• REQUIREMENT: Work out how many lines in the data hold the word "print", and reply with that number only.

— START OF RECORDS PROVIDED —

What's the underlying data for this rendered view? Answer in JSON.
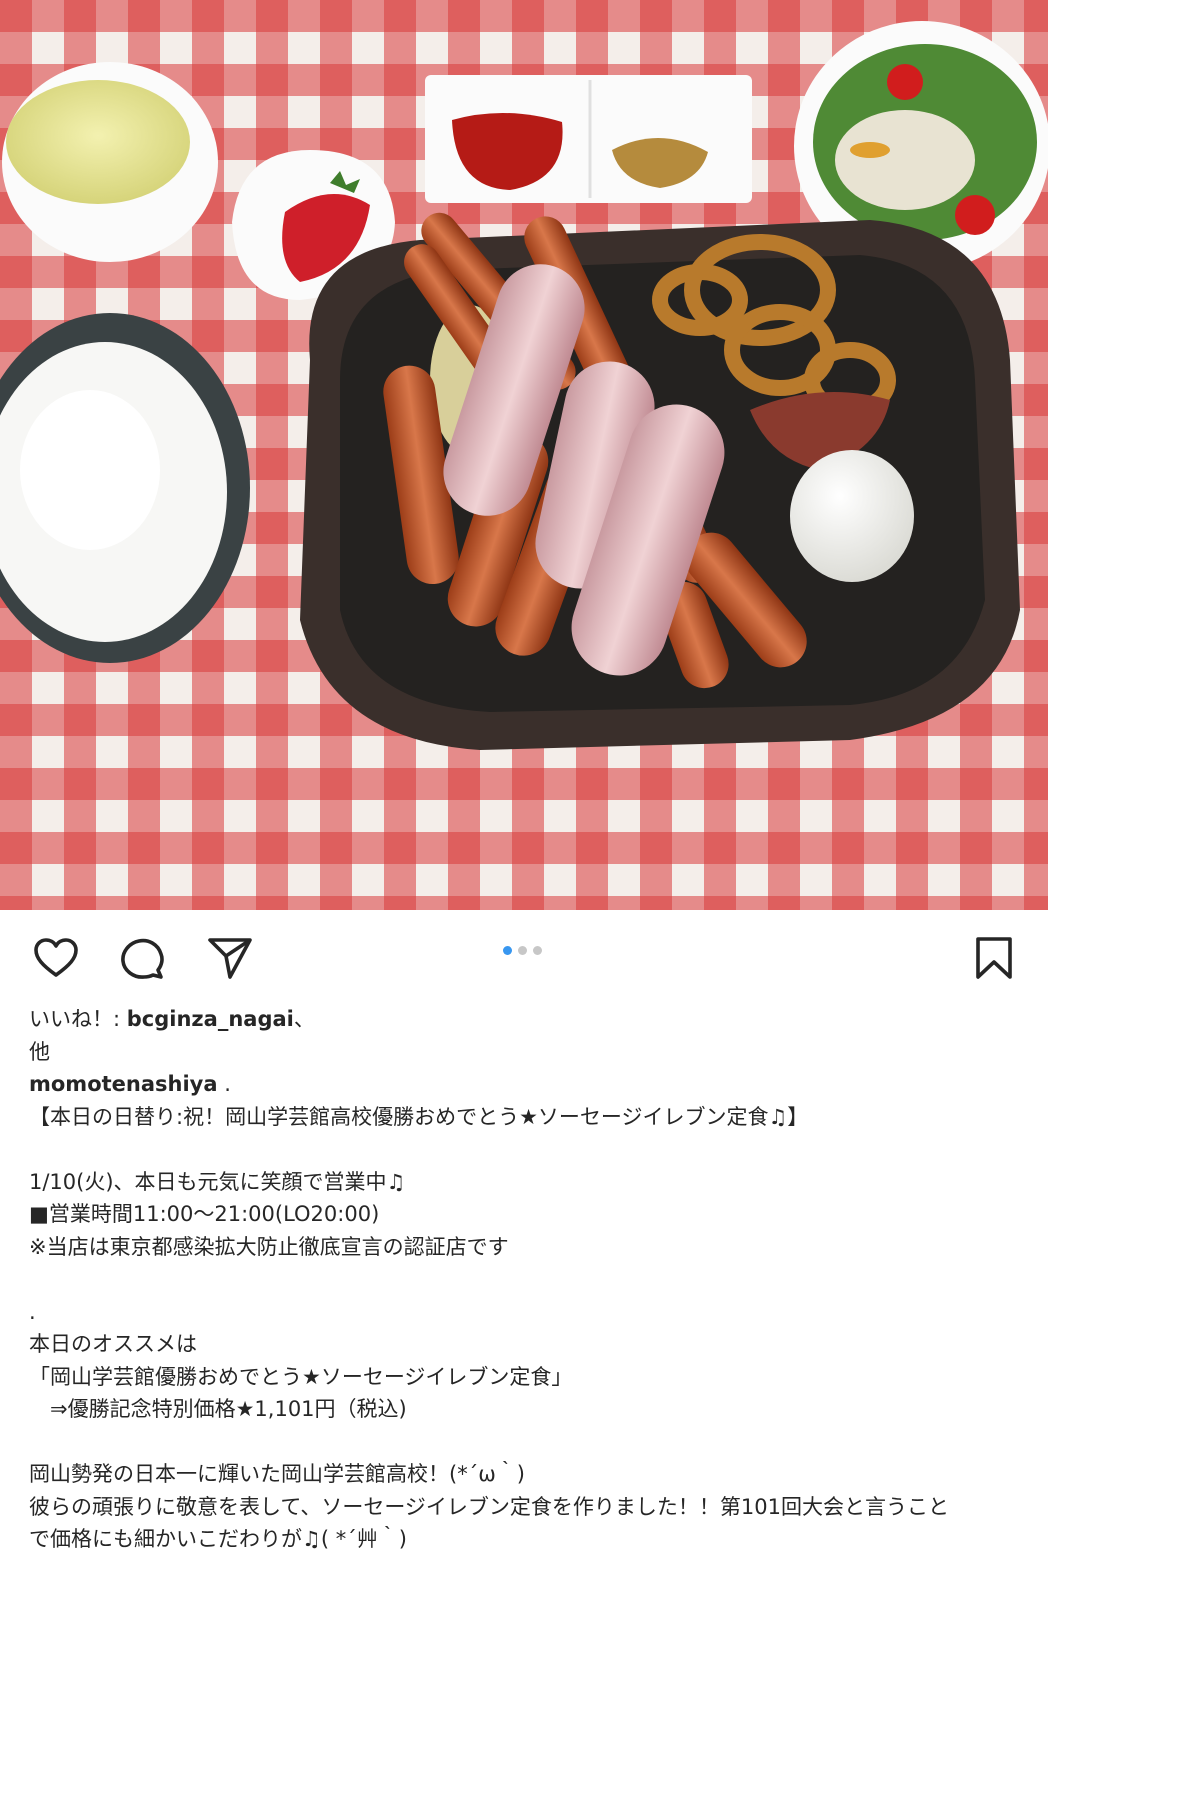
{
  "likes": {
    "prefix": "いいね！: ",
    "user": "bcginza_nagai",
    "suffix": "、",
    "others": "他"
  },
  "post": {
    "username": "momotenashiya",
    "username_suffix": " .",
    "caption_lines": [
      "【本日の日替り:祝！岡山学芸館高校優勝おめでとう★ソーセージイレブン定食♫】",
      "",
      "1/10(火)、本日も元気に笑顔で営業中♫",
      "■営業時間11:00〜21:00(LO20:00)",
      "※当店は東京都感染拡大防止徹底宣言の認証店です",
      "",
      ".",
      "本日のオススメは",
      "「岡山学芸館優勝おめでとう★ソーセージイレブン定食」",
      "　⇒優勝記念特別価格★1,101円（税込)",
      "",
      "岡山勢発の日本一に輝いた岡山学芸館高校！(*´ω｀)",
      "彼らの頑張りに敬意を表して、ソーセージイレブン定食を作りました！！第101回大会と言うこと",
      "で価格にも細かいこだわりが♫( *´艸｀)"
    ]
  },
  "carousel": {
    "count": 3,
    "active": 0
  },
  "icons": {
    "like": "heart-icon",
    "comment": "comment-bubble-icon",
    "share": "paper-plane-icon",
    "save": "bookmark-icon"
  },
  "colors": {
    "text": "#262626",
    "carousel_active": "#3897f0",
    "carousel_inactive": "#c7c7c7",
    "tablecloth_red": "#d83a3a"
  }
}
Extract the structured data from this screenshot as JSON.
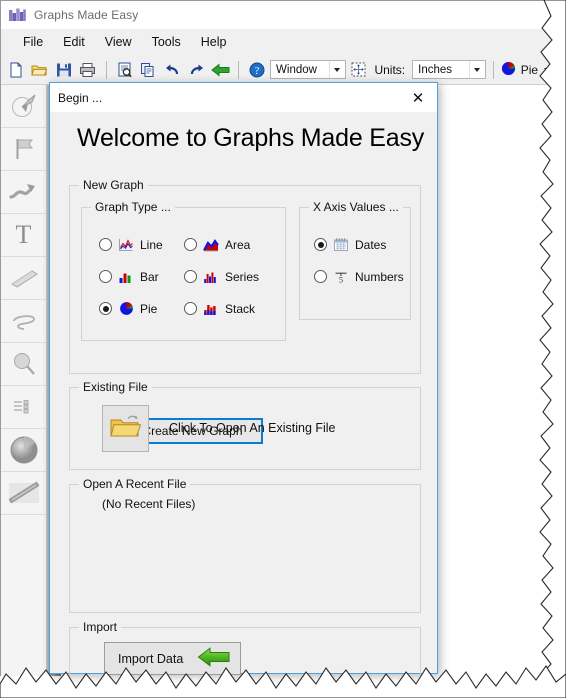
{
  "window": {
    "title": "Graphs Made Easy",
    "app_icon": "chart-icon"
  },
  "menu": {
    "items": [
      {
        "label": "File"
      },
      {
        "label": "Edit"
      },
      {
        "label": "View"
      },
      {
        "label": "Tools"
      },
      {
        "label": "Help"
      }
    ]
  },
  "toolbar": {
    "buttons": [
      {
        "name": "new-file-icon"
      },
      {
        "name": "open-file-icon"
      },
      {
        "name": "save-icon"
      },
      {
        "name": "print-icon"
      },
      {
        "name": "print-preview-icon"
      },
      {
        "name": "copy-icon"
      },
      {
        "name": "undo-icon"
      },
      {
        "name": "redo-icon"
      },
      {
        "name": "back-arrow-icon"
      }
    ],
    "help_icon": "help-icon",
    "window_combo_value": "Window",
    "fit_icon": "fit-to-window-icon",
    "units_label": "Units:",
    "units_combo_value": "Inches",
    "chart_type_icon": "pie-icon",
    "chart_type_value": "Pie"
  },
  "left_toolbar": {
    "items": [
      {
        "name": "pie-slice-tool-icon"
      },
      {
        "name": "flag-tool-icon"
      },
      {
        "name": "arrow-tool-icon"
      },
      {
        "name": "text-tool-icon"
      },
      {
        "name": "bar-tool-icon"
      },
      {
        "name": "freehand-tool-icon"
      },
      {
        "name": "magnifier-tool-icon"
      },
      {
        "name": "legend-tool-icon"
      },
      {
        "name": "sphere-tool-icon"
      },
      {
        "name": "line-tool-icon"
      }
    ]
  },
  "dialog": {
    "title": "Begin ...",
    "close_label": "✕",
    "heading": "Welcome to Graphs Made Easy",
    "new_graph": {
      "legend": "New Graph",
      "graph_type": {
        "legend": "Graph Type ...",
        "options": [
          {
            "label": "Line",
            "icon": "line-chart-icon",
            "checked": false
          },
          {
            "label": "Area",
            "icon": "area-chart-icon",
            "checked": false
          },
          {
            "label": "Bar",
            "icon": "bar-chart-icon",
            "checked": false
          },
          {
            "label": "Series",
            "icon": "series-chart-icon",
            "checked": false
          },
          {
            "label": "Pie",
            "icon": "pie-chart-icon",
            "checked": true
          },
          {
            "label": "Stack",
            "icon": "stack-chart-icon",
            "checked": false
          }
        ]
      },
      "x_axis": {
        "legend": "X Axis Values ...",
        "options": [
          {
            "label": "Dates",
            "icon": "calendar-icon",
            "checked": true
          },
          {
            "label": "Numbers",
            "icon": "ruler-icon",
            "checked": false
          }
        ]
      },
      "create_button": "Create New Graph"
    },
    "existing_file": {
      "legend": "Existing File",
      "icon": "open-folder-icon",
      "text": "Click To Open An Existing File"
    },
    "recent_file": {
      "legend": "Open A Recent File",
      "empty_text": "(No Recent Files)"
    },
    "import": {
      "legend": "Import",
      "button_label": "Import Data",
      "button_icon": "green-left-arrow-icon"
    }
  },
  "colors": {
    "accent": "#0a7cd4",
    "dialog_bg": "#f0f0f0",
    "chart_red": "#e00000",
    "chart_blue": "#1010e0",
    "chart_green": "#009000",
    "folder_yellow": "#f2cb4a",
    "import_green": "#4fb823"
  }
}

— END OF RECORDS PROVIDED —

• SOLUTION: 2